GIVEN PROBLEM: Return all lines in the material below that contain "систем".

>> Begin DATA PROVIDED

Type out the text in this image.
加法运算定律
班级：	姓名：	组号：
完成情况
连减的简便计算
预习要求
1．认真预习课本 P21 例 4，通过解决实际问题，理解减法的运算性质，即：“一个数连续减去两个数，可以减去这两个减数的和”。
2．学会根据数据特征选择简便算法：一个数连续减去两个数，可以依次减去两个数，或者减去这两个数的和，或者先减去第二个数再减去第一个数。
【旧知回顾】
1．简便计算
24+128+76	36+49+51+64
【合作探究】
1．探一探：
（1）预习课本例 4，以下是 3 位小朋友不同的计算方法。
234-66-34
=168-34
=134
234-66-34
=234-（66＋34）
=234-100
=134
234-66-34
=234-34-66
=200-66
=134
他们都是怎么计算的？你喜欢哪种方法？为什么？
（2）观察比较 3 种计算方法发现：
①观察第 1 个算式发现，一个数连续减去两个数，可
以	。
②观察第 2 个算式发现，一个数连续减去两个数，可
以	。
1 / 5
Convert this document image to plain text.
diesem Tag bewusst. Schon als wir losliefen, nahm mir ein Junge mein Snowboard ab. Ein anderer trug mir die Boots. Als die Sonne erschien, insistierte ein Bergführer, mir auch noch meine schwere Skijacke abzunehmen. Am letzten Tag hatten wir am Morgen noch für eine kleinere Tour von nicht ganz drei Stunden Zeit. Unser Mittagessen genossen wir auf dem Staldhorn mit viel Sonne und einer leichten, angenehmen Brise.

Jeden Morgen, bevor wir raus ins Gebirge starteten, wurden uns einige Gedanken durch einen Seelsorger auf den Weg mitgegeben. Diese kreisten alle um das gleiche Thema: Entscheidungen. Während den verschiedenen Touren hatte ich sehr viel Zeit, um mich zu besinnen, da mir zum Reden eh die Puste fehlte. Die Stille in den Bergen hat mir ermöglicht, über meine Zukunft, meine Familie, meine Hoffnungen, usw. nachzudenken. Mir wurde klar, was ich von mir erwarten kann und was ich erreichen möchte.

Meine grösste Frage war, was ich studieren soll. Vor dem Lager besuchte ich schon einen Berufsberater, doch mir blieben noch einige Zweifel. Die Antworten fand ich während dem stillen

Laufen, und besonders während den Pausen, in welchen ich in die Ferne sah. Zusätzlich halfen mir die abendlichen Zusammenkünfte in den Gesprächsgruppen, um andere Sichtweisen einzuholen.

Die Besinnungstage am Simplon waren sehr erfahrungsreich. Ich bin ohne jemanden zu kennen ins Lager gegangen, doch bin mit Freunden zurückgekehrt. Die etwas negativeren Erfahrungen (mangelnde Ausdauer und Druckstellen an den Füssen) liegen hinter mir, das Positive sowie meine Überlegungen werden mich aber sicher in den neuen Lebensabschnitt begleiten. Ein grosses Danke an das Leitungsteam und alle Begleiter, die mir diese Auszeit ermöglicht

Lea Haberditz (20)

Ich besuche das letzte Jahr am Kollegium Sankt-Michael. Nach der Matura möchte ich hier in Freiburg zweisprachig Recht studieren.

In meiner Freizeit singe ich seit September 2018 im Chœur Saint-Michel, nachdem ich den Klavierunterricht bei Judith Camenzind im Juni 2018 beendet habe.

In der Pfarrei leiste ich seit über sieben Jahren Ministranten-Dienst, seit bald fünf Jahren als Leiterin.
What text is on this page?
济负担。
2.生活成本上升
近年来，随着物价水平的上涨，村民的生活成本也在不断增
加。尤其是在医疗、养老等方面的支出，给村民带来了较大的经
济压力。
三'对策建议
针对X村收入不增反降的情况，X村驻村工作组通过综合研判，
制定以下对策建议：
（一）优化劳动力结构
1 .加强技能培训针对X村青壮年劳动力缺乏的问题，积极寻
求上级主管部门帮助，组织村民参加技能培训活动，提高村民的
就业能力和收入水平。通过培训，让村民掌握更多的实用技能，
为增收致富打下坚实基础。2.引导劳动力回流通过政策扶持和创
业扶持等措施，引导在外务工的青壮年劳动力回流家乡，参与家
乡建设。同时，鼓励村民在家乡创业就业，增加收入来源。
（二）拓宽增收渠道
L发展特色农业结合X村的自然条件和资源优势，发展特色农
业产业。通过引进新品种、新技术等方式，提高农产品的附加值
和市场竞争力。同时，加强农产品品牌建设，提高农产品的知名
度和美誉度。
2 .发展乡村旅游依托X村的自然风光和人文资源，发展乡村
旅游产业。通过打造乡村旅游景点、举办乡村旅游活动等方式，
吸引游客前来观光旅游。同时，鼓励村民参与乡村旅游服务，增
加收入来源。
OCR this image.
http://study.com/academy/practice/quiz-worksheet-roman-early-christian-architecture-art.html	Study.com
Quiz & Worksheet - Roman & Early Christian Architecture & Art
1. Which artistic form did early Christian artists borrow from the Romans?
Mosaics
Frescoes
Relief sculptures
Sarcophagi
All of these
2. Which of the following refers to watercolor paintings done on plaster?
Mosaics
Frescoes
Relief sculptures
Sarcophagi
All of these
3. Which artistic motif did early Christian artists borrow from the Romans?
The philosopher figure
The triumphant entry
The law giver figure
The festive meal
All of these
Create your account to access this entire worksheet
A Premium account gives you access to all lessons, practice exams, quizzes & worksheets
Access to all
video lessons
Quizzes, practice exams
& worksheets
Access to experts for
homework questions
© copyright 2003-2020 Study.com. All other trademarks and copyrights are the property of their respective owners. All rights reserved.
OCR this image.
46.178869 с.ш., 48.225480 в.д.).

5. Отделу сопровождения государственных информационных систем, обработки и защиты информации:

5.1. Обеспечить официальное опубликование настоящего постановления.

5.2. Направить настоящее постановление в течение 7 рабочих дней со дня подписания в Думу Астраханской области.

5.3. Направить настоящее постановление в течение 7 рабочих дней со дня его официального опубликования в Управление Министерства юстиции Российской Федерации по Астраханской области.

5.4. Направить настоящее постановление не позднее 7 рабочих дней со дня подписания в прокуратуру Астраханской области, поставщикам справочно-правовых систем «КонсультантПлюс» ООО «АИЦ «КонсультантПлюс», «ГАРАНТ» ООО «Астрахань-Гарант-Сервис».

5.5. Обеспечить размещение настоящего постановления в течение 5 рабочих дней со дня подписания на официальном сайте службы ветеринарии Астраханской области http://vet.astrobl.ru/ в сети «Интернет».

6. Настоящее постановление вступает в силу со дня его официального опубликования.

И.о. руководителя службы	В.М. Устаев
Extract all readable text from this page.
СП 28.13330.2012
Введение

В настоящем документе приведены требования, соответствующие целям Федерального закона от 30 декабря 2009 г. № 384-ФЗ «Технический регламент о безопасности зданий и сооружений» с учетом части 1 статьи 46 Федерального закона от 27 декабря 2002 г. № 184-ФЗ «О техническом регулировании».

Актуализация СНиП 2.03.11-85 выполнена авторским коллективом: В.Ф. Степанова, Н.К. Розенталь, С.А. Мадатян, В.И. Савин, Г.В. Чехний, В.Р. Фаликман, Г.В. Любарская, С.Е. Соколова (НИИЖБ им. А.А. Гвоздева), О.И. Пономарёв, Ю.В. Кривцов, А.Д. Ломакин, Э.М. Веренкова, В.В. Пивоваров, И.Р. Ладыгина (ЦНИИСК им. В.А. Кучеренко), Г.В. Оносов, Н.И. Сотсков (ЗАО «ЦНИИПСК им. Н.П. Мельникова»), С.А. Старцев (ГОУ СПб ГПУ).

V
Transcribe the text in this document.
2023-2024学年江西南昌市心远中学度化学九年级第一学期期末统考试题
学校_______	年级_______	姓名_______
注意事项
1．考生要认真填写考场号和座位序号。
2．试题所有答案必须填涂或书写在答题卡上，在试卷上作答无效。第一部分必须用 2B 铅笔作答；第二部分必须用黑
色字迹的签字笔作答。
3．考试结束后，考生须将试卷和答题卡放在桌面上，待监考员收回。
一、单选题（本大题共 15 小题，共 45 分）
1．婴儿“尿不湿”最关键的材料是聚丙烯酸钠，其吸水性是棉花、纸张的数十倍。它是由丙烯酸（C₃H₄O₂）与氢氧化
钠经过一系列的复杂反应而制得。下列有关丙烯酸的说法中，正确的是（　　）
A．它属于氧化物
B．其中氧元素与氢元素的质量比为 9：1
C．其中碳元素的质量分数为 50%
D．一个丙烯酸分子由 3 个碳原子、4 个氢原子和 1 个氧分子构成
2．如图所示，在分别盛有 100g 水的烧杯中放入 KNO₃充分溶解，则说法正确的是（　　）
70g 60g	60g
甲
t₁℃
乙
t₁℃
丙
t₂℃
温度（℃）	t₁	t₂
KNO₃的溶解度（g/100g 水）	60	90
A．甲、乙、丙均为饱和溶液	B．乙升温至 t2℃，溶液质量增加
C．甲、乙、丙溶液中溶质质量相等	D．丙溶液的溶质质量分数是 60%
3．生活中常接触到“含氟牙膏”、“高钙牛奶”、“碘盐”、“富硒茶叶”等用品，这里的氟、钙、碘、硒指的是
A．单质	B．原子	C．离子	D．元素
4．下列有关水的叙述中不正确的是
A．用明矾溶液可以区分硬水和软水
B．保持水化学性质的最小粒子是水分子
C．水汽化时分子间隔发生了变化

>> End DATA PROVIDED

WRITTEN SOLUTION:
5. Отделу сопровождения государственных информационных систем, обработки и защиты информации:
5.4. Направить настоящее постановление не позднее 7 рабочих дней со дня подписания в прокуратуру Астраханской области, поставщикам справочно-правовых систем «КонсультантПлюс» ООО «АИЦ «КонсультантПлюс», «ГАРАНТ» ООО «Астрахань-Гарант-Сервис».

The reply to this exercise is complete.